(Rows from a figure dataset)
──────────

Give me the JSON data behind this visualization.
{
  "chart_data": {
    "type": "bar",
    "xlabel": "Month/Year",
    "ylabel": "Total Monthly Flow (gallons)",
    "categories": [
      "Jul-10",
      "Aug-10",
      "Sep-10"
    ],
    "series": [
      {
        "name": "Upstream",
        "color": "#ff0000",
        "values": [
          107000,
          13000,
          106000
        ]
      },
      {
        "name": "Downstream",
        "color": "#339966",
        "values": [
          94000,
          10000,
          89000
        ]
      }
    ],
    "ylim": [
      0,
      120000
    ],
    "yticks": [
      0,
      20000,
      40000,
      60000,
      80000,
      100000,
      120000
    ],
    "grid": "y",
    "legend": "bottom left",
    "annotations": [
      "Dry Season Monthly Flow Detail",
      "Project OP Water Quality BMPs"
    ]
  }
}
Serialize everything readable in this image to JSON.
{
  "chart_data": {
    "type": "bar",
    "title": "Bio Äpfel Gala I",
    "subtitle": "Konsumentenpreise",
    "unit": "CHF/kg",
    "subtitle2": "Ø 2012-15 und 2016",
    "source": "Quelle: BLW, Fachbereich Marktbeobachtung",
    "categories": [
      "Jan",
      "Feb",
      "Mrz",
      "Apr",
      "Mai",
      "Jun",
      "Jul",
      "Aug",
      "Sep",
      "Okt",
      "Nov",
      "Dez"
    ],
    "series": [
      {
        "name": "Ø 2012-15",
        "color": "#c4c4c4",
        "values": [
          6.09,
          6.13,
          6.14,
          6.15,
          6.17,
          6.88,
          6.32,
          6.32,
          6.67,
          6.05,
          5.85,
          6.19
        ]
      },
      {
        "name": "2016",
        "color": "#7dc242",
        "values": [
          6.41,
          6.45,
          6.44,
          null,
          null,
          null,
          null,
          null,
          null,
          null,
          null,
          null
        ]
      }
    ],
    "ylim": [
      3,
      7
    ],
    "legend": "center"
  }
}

──────────

Reproduce the entire listing word for word.

▶ **RESPONSE TO THIS TASK**:
Give me the JSON data behind this visualization.
{
  "chart_data": {
    "type": "bar",
    "xlabel": "Month/Year",
    "ylabel": "Total Monthly Flow (gallons)",
    "categories": [
      "Jul-10",
      "Aug-10",
      "Sep-10"
    ],
    "series": [
      {
        "name": "Upstream",
        "color": "#ff0000",
        "values": [
          107000,
          13000,
          106000
        ]
      },
      {
        "name": "Downstream",
        "color": "#339966",
        "values": [
          94000,
          10000,
          89000
        ]
      }
    ],
    "ylim": [
      0,
      120000
    ],
    "yticks": [
      0,
      20000,
      40000,
      60000,
      80000,
      100000,
      120000
    ],
    "grid": "y",
    "legend": "bottom left",
    "annotations": [
      "Dry Season Monthly Flow Detail",
      "Project OP Water Quality BMPs"
    ]
  }
}
Serialize everything readable in this image to JSON.
{
  "chart_data": {
    "type": "bar",
    "title": "Bio Äpfel Gala I",
    "subtitle": "Konsumentenpreise",
    "unit": "CHF/kg",
    "subtitle2": "Ø 2012-15 und 2016",
    "source": "Quelle: BLW, Fachbereich Marktbeobachtung",
    "categories": [
      "Jan",
      "Feb",
      "Mrz",
      "Apr",
      "Mai",
      "Jun",
      "Jul",
      "Aug",
      "Sep",
      "Okt",
      "Nov",
      "Dez"
    ],
    "series": [
      {
        "name": "Ø 2012-15",
        "color": "#c4c4c4",
        "values": [
          6.09,
          6.13,
          6.14,
          6.15,
          6.17,
          6.88,
          6.32,
          6.32,
          6.67,
          6.05,
          5.85,
          6.19
        ]
      },
      {
        "name": "2016",
        "color": "#7dc242",
        "values": [
          6.41,
          6.45,
          6.44,
          null,
          null,
          null,
          null,
          null,
          null,
          null,
          null,
          null
        ]
      }
    ],
    "ylim": [
      3,
      7
    ],
    "legend": "center"
  }
}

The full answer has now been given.